Saved entries:

begin

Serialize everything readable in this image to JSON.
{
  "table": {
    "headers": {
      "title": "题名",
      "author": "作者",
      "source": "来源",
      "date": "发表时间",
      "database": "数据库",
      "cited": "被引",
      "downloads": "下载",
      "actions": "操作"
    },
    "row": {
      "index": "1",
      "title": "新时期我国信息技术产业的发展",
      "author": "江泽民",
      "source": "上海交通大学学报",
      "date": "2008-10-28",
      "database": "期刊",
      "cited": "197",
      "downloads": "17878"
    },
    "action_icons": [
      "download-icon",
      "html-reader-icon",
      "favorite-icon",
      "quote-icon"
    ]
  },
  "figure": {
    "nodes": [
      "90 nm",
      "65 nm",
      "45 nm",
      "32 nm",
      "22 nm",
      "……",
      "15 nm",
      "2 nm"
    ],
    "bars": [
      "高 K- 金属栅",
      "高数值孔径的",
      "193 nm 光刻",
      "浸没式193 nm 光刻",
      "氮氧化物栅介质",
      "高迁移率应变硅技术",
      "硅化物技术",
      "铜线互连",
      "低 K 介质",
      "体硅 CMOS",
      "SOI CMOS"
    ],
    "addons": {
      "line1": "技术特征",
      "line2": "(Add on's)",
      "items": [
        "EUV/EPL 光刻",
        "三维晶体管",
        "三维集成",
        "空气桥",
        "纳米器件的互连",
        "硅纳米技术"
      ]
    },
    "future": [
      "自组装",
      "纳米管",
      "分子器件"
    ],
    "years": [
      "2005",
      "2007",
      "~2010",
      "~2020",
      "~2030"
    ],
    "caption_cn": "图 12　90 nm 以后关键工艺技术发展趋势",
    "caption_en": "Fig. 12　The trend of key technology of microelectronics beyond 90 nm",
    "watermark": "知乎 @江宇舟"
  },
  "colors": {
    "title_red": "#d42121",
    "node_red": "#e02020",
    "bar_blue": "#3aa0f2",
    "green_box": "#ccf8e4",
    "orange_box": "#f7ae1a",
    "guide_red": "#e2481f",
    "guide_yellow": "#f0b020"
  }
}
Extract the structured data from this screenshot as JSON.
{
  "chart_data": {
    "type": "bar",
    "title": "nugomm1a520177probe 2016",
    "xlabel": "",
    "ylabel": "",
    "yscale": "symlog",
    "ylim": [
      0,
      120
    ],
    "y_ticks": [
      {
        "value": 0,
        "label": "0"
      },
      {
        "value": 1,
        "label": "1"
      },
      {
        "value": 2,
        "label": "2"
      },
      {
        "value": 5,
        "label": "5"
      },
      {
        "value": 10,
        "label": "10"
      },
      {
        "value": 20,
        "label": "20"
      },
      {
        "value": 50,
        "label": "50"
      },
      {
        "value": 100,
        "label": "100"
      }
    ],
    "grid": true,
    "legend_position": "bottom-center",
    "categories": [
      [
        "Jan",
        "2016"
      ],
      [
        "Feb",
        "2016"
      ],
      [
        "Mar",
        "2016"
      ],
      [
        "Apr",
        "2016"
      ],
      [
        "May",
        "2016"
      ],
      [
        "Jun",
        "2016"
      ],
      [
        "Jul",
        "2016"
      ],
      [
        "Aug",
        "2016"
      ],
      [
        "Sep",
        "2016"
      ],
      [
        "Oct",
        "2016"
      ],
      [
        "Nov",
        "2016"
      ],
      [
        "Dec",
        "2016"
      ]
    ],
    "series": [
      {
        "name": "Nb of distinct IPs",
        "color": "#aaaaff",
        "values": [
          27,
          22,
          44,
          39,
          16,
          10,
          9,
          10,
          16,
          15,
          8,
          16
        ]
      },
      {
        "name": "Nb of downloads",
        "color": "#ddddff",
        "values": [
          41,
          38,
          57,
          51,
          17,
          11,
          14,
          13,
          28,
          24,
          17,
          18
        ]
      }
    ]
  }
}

end

— What you need to do —
Copy out the whole listing exactly; please set it all down.

— Response to the exercise —
Serialize everything readable in this image to JSON.
{
  "table": {
    "headers": {
      "title": "题名",
      "author": "作者",
      "source": "来源",
      "date": "发表时间",
      "database": "数据库",
      "cited": "被引",
      "downloads": "下载",
      "actions": "操作"
    },
    "row": {
      "index": "1",
      "title": "新时期我国信息技术产业的发展",
      "author": "江泽民",
      "source": "上海交通大学学报",
      "date": "2008-10-28",
      "database": "期刊",
      "cited": "197",
      "downloads": "17878"
    },
    "action_icons": [
      "download-icon",
      "html-reader-icon",
      "favorite-icon",
      "quote-icon"
    ]
  },
  "figure": {
    "nodes": [
      "90 nm",
      "65 nm",
      "45 nm",
      "32 nm",
      "22 nm",
      "……",
      "15 nm",
      "2 nm"
    ],
    "bars": [
      "高 K- 金属栅",
      "高数值孔径的",
      "193 nm 光刻",
      "浸没式193 nm 光刻",
      "氮氧化物栅介质",
      "高迁移率应变硅技术",
      "硅化物技术",
      "铜线互连",
      "低 K 介质",
      "体硅 CMOS",
      "SOI CMOS"
    ],
    "addons": {
      "line1": "技术特征",
      "line2": "(Add on's)",
      "items": [
        "EUV/EPL 光刻",
        "三维晶体管",
        "三维集成",
        "空气桥",
        "纳米器件的互连",
        "硅纳米技术"
      ]
    },
    "future": [
      "自组装",
      "纳米管",
      "分子器件"
    ],
    "years": [
      "2005",
      "2007",
      "~2010",
      "~2020",
      "~2030"
    ],
    "caption_cn": "图 12　90 nm 以后关键工艺技术发展趋势",
    "caption_en": "Fig. 12　The trend of key technology of microelectronics beyond 90 nm",
    "watermark": "知乎 @江宇舟"
  },
  "colors": {
    "title_red": "#d42121",
    "node_red": "#e02020",
    "bar_blue": "#3aa0f2",
    "green_box": "#ccf8e4",
    "orange_box": "#f7ae1a",
    "guide_red": "#e2481f",
    "guide_yellow": "#f0b020"
  }
}
Extract the structured data from this screenshot as JSON.
{
  "chart_data": {
    "type": "bar",
    "title": "nugomm1a520177probe 2016",
    "xlabel": "",
    "ylabel": "",
    "yscale": "symlog",
    "ylim": [
      0,
      120
    ],
    "y_ticks": [
      {
        "value": 0,
        "label": "0"
      },
      {
        "value": 1,
        "label": "1"
      },
      {
        "value": 2,
        "label": "2"
      },
      {
        "value": 5,
        "label": "5"
      },
      {
        "value": 10,
        "label": "10"
      },
      {
        "value": 20,
        "label": "20"
      },
      {
        "value": 50,
        "label": "50"
      },
      {
        "value": 100,
        "label": "100"
      }
    ],
    "grid": true,
    "legend_position": "bottom-center",
    "categories": [
      [
        "Jan",
        "2016"
      ],
      [
        "Feb",
        "2016"
      ],
      [
        "Mar",
        "2016"
      ],
      [
        "Apr",
        "2016"
      ],
      [
        "May",
        "2016"
      ],
      [
        "Jun",
        "2016"
      ],
      [
        "Jul",
        "2016"
      ],
      [
        "Aug",
        "2016"
      ],
      [
        "Sep",
        "2016"
      ],
      [
        "Oct",
        "2016"
      ],
      [
        "Nov",
        "2016"
      ],
      [
        "Dec",
        "2016"
      ]
    ],
    "series": [
      {
        "name": "Nb of distinct IPs",
        "color": "#aaaaff",
        "values": [
          27,
          22,
          44,
          39,
          16,
          10,
          9,
          10,
          16,
          15,
          8,
          16
        ]
      },
      {
        "name": "Nb of downloads",
        "color": "#ddddff",
        "values": [
          41,
          38,
          57,
          51,
          17,
          11,
          14,
          13,
          28,
          24,
          17,
          18
        ]
      }
    ]
  }
}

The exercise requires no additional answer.